** DESCRIPTION OF THE TASK **
Wherever a line below holds the word "colors", copy that line.

** MATERIALS PROVIDED **
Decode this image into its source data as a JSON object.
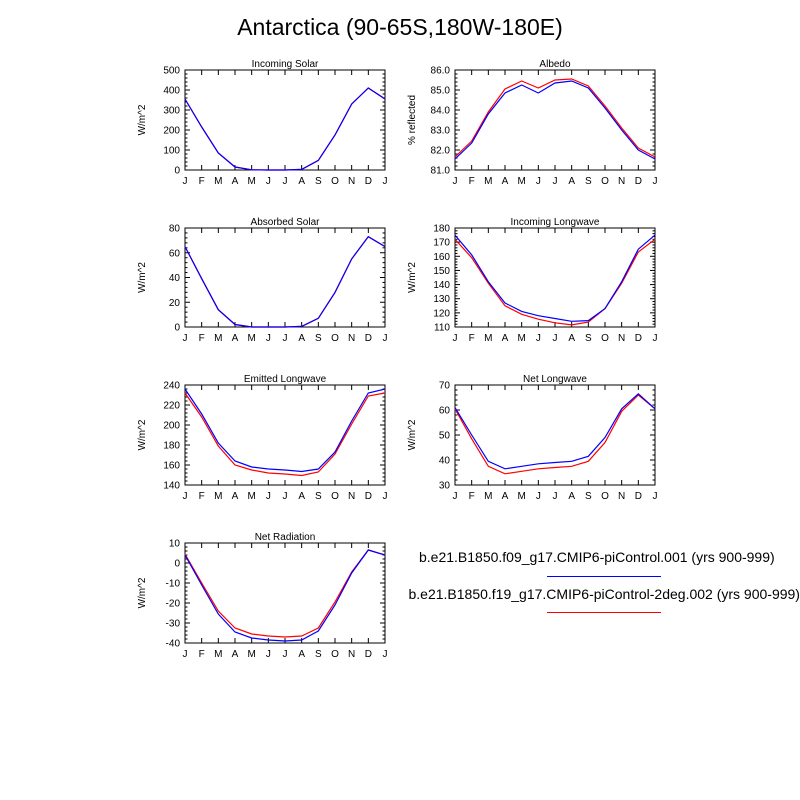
{
  "title": "Antarctica (90-65S,180W-180E)",
  "colors": {
    "series1": "#0000ff",
    "series2": "#ff0000"
  },
  "legend": [
    {
      "label": "b.e21.B1850.f09_g17.CMIP6-piControl.001 (yrs 900-999)",
      "color": "#0000ff"
    },
    {
      "label": "b.e21.B1850.f19_g17.CMIP6-piControl-2deg.002 (yrs 900-999)",
      "color": "#ff0000"
    }
  ],
  "chart_data": [
    {
      "type": "line",
      "title": "Incoming Solar",
      "ylabel": "W/m^2",
      "categories": [
        "J",
        "F",
        "M",
        "A",
        "M",
        "J",
        "J",
        "A",
        "S",
        "O",
        "N",
        "D",
        "J"
      ],
      "ylim": [
        0,
        500
      ],
      "yticks": [
        "0",
        "100",
        "200",
        "300",
        "400",
        "500"
      ],
      "series": [
        {
          "values": [
            355,
            215,
            85,
            15,
            1,
            0,
            0,
            3,
            48,
            175,
            330,
            410,
            355
          ]
        },
        {
          "values": [
            355,
            215,
            85,
            15,
            1,
            0,
            0,
            3,
            48,
            175,
            330,
            410,
            355
          ]
        }
      ]
    },
    {
      "type": "line",
      "title": "Albedo",
      "ylabel": "% reflected",
      "categories": [
        "J",
        "F",
        "M",
        "A",
        "M",
        "J",
        "J",
        "A",
        "S",
        "O",
        "N",
        "D",
        "J"
      ],
      "ylim": [
        81.0,
        86.0
      ],
      "yticks": [
        "81.0",
        "82.0",
        "83.0",
        "84.0",
        "85.0",
        "86.0"
      ],
      "series": [
        {
          "values": [
            81.55,
            82.35,
            83.8,
            84.85,
            85.25,
            84.85,
            85.35,
            85.45,
            85.1,
            84.1,
            83.0,
            82.0,
            81.55
          ]
        },
        {
          "values": [
            81.65,
            82.45,
            83.9,
            85.05,
            85.45,
            85.1,
            85.5,
            85.55,
            85.2,
            84.2,
            83.1,
            82.1,
            81.65
          ]
        }
      ]
    },
    {
      "type": "line",
      "title": "Absorbed Solar",
      "ylabel": "W/m^2",
      "categories": [
        "J",
        "F",
        "M",
        "A",
        "M",
        "J",
        "J",
        "A",
        "S",
        "O",
        "N",
        "D",
        "J"
      ],
      "ylim": [
        0,
        80
      ],
      "yticks": [
        "0",
        "20",
        "40",
        "60",
        "80"
      ],
      "series": [
        {
          "values": [
            65,
            39,
            14,
            2,
            0,
            0,
            0,
            0.5,
            7,
            28,
            55,
            73,
            65
          ]
        },
        {
          "values": [
            65,
            39,
            14,
            2,
            0,
            0,
            0,
            0.5,
            7,
            28,
            55,
            73,
            65
          ]
        }
      ]
    },
    {
      "type": "line",
      "title": "Incoming Longwave",
      "ylabel": "W/m^2",
      "categories": [
        "J",
        "F",
        "M",
        "A",
        "M",
        "J",
        "J",
        "A",
        "S",
        "O",
        "N",
        "D",
        "J"
      ],
      "ylim": [
        110,
        180
      ],
      "yticks": [
        "110",
        "120",
        "130",
        "140",
        "150",
        "160",
        "170",
        "180"
      ],
      "series": [
        {
          "values": [
            175,
            161,
            142,
            127,
            121,
            118,
            116,
            114,
            114.5,
            123,
            142,
            165,
            175
          ]
        },
        {
          "values": [
            172,
            159,
            141,
            125,
            119,
            115.5,
            113,
            111.5,
            113.5,
            123,
            141,
            163,
            172
          ]
        }
      ]
    },
    {
      "type": "line",
      "title": "Emitted Longwave",
      "ylabel": "W/m^2",
      "categories": [
        "J",
        "F",
        "M",
        "A",
        "M",
        "J",
        "J",
        "A",
        "S",
        "O",
        "N",
        "D",
        "J"
      ],
      "ylim": [
        140,
        240
      ],
      "yticks": [
        "140",
        "160",
        "180",
        "200",
        "220",
        "240"
      ],
      "series": [
        {
          "values": [
            236,
            211,
            182,
            164,
            158,
            156,
            155,
            153.5,
            156,
            173,
            204,
            232,
            236
          ]
        },
        {
          "values": [
            232,
            208,
            179,
            160,
            155,
            152,
            151,
            149.5,
            153,
            171,
            201,
            229,
            232
          ]
        }
      ]
    },
    {
      "type": "line",
      "title": "Net Longwave",
      "ylabel": "W/m^2",
      "categories": [
        "J",
        "F",
        "M",
        "A",
        "M",
        "J",
        "J",
        "A",
        "S",
        "O",
        "N",
        "D",
        "J"
      ],
      "ylim": [
        30,
        70
      ],
      "yticks": [
        "30",
        "40",
        "50",
        "60",
        "70"
      ],
      "series": [
        {
          "values": [
            61,
            50,
            39.5,
            36.5,
            37.5,
            38.5,
            39,
            39.5,
            41.5,
            49,
            60.5,
            66.5,
            60.5
          ]
        },
        {
          "values": [
            60.5,
            48.5,
            37.5,
            34.5,
            35.5,
            36.5,
            37,
            37.5,
            39.5,
            47,
            59.5,
            66,
            60.5
          ]
        }
      ]
    },
    {
      "type": "line",
      "title": "Net Radiation",
      "ylabel": "W/m^2",
      "categories": [
        "J",
        "F",
        "M",
        "A",
        "M",
        "J",
        "J",
        "A",
        "S",
        "O",
        "N",
        "D",
        "J"
      ],
      "ylim": [
        -40,
        10
      ],
      "yticks": [
        "-40",
        "-30",
        "-20",
        "-10",
        "0",
        "10"
      ],
      "series": [
        {
          "values": [
            4,
            -11,
            -25.5,
            -34.5,
            -37.5,
            -38.5,
            -39,
            -38.5,
            -34,
            -21,
            -5,
            6.5,
            4
          ]
        },
        {
          "values": [
            4.5,
            -10,
            -24,
            -32.5,
            -35.5,
            -36.5,
            -37,
            -36.5,
            -32.5,
            -19.5,
            -4.5,
            6.5,
            4
          ]
        }
      ]
    }
  ]
}
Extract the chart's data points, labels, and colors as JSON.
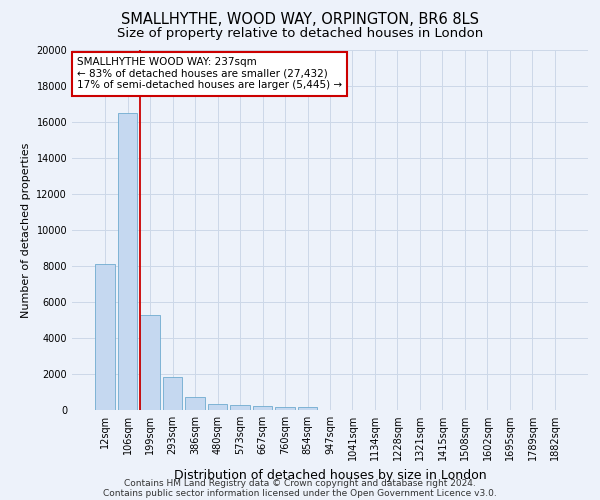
{
  "title": "SMALLHYTHE, WOOD WAY, ORPINGTON, BR6 8LS",
  "subtitle": "Size of property relative to detached houses in London",
  "xlabel": "Distribution of detached houses by size in London",
  "ylabel": "Number of detached properties",
  "categories": [
    "12sqm",
    "106sqm",
    "199sqm",
    "293sqm",
    "386sqm",
    "480sqm",
    "573sqm",
    "667sqm",
    "760sqm",
    "854sqm",
    "947sqm",
    "1041sqm",
    "1134sqm",
    "1228sqm",
    "1321sqm",
    "1415sqm",
    "1508sqm",
    "1602sqm",
    "1695sqm",
    "1789sqm",
    "1882sqm"
  ],
  "values": [
    8100,
    16500,
    5300,
    1850,
    700,
    350,
    270,
    220,
    170,
    150,
    0,
    0,
    0,
    0,
    0,
    0,
    0,
    0,
    0,
    0,
    0
  ],
  "bar_color": "#c5d8f0",
  "bar_edge_color": "#6fabd0",
  "grid_color": "#ccd8e8",
  "background_color": "#edf2fa",
  "vline_color": "#cc0000",
  "annotation_text": "SMALLHYTHE WOOD WAY: 237sqm\n← 83% of detached houses are smaller (27,432)\n17% of semi-detached houses are larger (5,445) →",
  "annotation_box_color": "#ffffff",
  "annotation_border_color": "#cc0000",
  "ylim": [
    0,
    20000
  ],
  "yticks": [
    0,
    2000,
    4000,
    6000,
    8000,
    10000,
    12000,
    14000,
    16000,
    18000,
    20000
  ],
  "footer1": "Contains HM Land Registry data © Crown copyright and database right 2024.",
  "footer2": "Contains public sector information licensed under the Open Government Licence v3.0.",
  "title_fontsize": 10.5,
  "subtitle_fontsize": 9.5,
  "xlabel_fontsize": 9,
  "ylabel_fontsize": 8,
  "tick_fontsize": 7,
  "annotation_fontsize": 7.5,
  "footer_fontsize": 6.5
}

** OUTPUT BELOW **
  "colors": {
Extract the chart's data points, labels, and colors as JSON.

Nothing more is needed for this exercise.